[Extracted data entries]

━━━━

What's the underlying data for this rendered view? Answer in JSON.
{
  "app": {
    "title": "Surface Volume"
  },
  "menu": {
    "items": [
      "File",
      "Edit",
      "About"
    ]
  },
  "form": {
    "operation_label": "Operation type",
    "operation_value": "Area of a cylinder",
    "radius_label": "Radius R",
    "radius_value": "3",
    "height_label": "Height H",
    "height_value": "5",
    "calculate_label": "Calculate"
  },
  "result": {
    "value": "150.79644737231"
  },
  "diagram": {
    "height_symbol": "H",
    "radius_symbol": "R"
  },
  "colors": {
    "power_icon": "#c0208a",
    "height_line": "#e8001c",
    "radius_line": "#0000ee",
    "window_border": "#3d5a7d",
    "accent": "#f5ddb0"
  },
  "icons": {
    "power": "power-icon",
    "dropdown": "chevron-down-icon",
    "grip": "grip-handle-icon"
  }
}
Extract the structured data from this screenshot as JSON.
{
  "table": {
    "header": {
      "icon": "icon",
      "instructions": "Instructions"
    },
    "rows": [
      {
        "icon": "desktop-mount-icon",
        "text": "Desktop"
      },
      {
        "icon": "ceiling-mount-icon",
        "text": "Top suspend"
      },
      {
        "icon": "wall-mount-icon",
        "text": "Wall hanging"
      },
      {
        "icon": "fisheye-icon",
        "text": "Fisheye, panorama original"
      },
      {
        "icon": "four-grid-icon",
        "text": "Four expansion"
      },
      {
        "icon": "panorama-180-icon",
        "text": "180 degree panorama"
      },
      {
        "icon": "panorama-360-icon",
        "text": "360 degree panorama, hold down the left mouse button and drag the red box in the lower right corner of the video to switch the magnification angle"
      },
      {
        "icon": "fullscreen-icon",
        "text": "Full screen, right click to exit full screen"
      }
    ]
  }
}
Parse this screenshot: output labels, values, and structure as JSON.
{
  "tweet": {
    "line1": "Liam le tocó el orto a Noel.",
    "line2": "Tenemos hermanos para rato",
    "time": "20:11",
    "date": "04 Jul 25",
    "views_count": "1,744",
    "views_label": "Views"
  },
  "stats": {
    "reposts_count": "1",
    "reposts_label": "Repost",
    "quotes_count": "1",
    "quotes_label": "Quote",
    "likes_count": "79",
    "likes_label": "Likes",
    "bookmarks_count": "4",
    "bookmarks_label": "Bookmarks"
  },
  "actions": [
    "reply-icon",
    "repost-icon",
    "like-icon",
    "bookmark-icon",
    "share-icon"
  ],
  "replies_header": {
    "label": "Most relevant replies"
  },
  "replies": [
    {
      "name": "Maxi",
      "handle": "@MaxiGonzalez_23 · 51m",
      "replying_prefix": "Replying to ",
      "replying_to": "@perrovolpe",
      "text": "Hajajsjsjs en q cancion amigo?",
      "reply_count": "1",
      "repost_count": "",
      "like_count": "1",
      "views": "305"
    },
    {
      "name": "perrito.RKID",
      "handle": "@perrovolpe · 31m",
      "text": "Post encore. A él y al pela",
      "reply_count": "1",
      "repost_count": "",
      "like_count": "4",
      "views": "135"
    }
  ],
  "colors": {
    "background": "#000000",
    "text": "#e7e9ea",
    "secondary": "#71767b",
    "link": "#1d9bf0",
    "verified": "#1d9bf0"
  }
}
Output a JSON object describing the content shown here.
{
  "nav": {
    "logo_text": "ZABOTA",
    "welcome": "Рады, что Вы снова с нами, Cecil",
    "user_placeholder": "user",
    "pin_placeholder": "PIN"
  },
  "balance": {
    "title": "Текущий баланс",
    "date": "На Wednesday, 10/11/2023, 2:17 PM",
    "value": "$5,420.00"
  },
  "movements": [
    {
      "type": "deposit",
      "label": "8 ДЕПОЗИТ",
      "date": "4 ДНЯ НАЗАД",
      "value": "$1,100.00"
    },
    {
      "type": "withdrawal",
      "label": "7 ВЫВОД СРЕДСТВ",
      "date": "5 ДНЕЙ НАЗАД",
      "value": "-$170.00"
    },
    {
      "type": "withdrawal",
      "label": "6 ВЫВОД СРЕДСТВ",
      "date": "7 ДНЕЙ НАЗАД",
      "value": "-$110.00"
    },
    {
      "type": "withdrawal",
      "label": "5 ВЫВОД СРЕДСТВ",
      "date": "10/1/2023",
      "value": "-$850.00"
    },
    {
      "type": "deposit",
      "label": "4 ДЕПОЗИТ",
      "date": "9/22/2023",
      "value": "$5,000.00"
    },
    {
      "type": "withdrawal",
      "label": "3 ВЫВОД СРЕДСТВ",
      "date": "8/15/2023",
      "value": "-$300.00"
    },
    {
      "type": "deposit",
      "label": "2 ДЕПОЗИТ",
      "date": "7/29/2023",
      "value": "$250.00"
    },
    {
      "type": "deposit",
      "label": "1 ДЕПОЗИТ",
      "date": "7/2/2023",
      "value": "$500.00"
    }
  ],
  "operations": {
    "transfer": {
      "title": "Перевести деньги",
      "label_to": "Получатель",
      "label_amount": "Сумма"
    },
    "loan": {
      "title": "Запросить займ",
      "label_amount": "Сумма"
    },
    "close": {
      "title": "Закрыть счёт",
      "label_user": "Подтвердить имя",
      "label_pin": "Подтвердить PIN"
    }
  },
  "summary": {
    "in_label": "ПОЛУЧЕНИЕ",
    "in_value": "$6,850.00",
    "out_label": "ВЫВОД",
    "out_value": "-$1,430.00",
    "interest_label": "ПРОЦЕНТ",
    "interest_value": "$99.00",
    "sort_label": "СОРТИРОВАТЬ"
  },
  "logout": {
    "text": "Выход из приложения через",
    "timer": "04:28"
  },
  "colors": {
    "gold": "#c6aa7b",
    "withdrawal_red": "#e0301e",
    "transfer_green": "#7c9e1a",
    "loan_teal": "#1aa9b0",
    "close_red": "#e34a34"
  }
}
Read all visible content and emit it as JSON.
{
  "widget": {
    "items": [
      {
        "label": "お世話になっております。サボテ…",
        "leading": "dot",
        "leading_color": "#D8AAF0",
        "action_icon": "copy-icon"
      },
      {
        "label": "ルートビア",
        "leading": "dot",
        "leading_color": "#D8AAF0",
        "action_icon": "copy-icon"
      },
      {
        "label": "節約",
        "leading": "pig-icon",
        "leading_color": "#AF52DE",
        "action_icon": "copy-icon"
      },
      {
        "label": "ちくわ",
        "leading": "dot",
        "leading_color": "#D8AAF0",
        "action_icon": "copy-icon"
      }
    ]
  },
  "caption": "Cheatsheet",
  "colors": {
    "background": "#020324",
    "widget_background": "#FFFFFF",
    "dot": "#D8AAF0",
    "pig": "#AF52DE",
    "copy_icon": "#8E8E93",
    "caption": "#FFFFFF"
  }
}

━━━━

Written problem
Go through the records above and copy every line with the word "handle".

Response
    "grip": "grip-handle-icon"
      "handle": "@MaxiGonzalez_23 · 51m",
      "handle": "@perrovolpe · 31m",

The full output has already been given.